## DO THIS
Repeat the listing word for word. No pictures belong in the copy.

## DATA
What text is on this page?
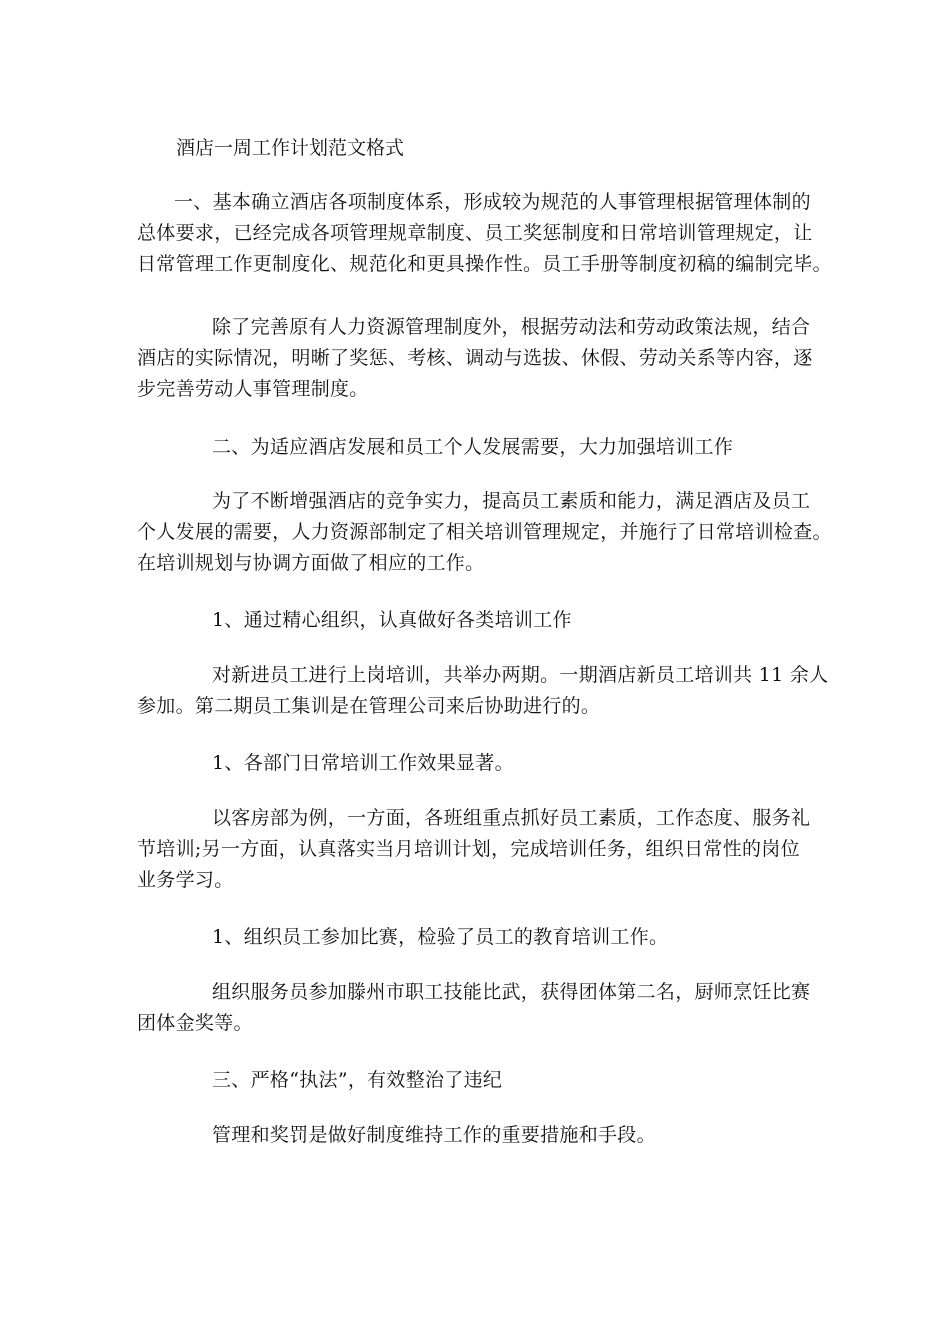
酒店一周工作计划范文格式

一、基本确立酒店各项制度体系，形成较为规范的人事管理根据管理体制的
总体要求，已经完成各项管理规章制度、员工奖惩制度和日常培训管理规定，让
日常管理工作更制度化、规范化和更具操作性。员工手册等制度初稿的编制完毕。

除了完善原有人力资源管理制度外，根据劳动法和劳动政策法规，结合
酒店的实际情况，明晰了奖惩、考核、调动与选拔、休假、劳动关系等内容，逐
步完善劳动人事管理制度。

二、为适应酒店发展和员工个人发展需要，大力加强培训工作

为了不断增强酒店的竞争实力，提高员工素质和能力，满足酒店及员工
个人发展的需要，人力资源部制定了相关培训管理规定，并施行了日常培训检查。
在培训规划与协调方面做了相应的工作。

1、通过精心组织，认真做好各类培训工作

对新进员工进行上岗培训，共举办两期。一期酒店新员工培训共 11 余人
参加。第二期员工集训是在管理公司来后协助进行的。

1、各部门日常培训工作效果显著。

以客房部为例，一方面，各班组重点抓好员工素质，工作态度、服务礼
节培训;另一方面，认真落实当月培训计划，完成培训任务，组织日常性的岗位
业务学习。

1、组织员工参加比赛，检验了员工的教育培训工作。

组织服务员参加滕州市职工技能比武，获得团体第二名，厨师烹饪比赛
团体金奖等。

三、严格“执法”，有效整治了违纪

管理和奖罚是做好制度维持工作的重要措施和手段。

## EXERCISE RESPONSE
What text is on this page?
酒店一周工作计划范文格式

一、基本确立酒店各项制度体系，形成较为规范的人事管理根据管理体制的
总体要求，已经完成各项管理规章制度、员工奖惩制度和日常培训管理规定，让
日常管理工作更制度化、规范化和更具操作性。员工手册等制度初稿的编制完毕。

除了完善原有人力资源管理制度外，根据劳动法和劳动政策法规，结合
酒店的实际情况，明晰了奖惩、考核、调动与选拔、休假、劳动关系等内容，逐
步完善劳动人事管理制度。

二、为适应酒店发展和员工个人发展需要，大力加强培训工作

为了不断增强酒店的竞争实力，提高员工素质和能力，满足酒店及员工
个人发展的需要，人力资源部制定了相关培训管理规定，并施行了日常培训检查。
在培训规划与协调方面做了相应的工作。

1、通过精心组织，认真做好各类培训工作

对新进员工进行上岗培训，共举办两期。一期酒店新员工培训共 11 余人
参加。第二期员工集训是在管理公司来后协助进行的。

1、各部门日常培训工作效果显著。

以客房部为例，一方面，各班组重点抓好员工素质，工作态度、服务礼
节培训;另一方面，认真落实当月培训计划，完成培训任务，组织日常性的岗位
业务学习。

1、组织员工参加比赛，检验了员工的教育培训工作。

组织服务员参加滕州市职工技能比武，获得团体第二名，厨师烹饪比赛
团体金奖等。

三、严格“执法”，有效整治了违纪

管理和奖罚是做好制度维持工作的重要措施和手段。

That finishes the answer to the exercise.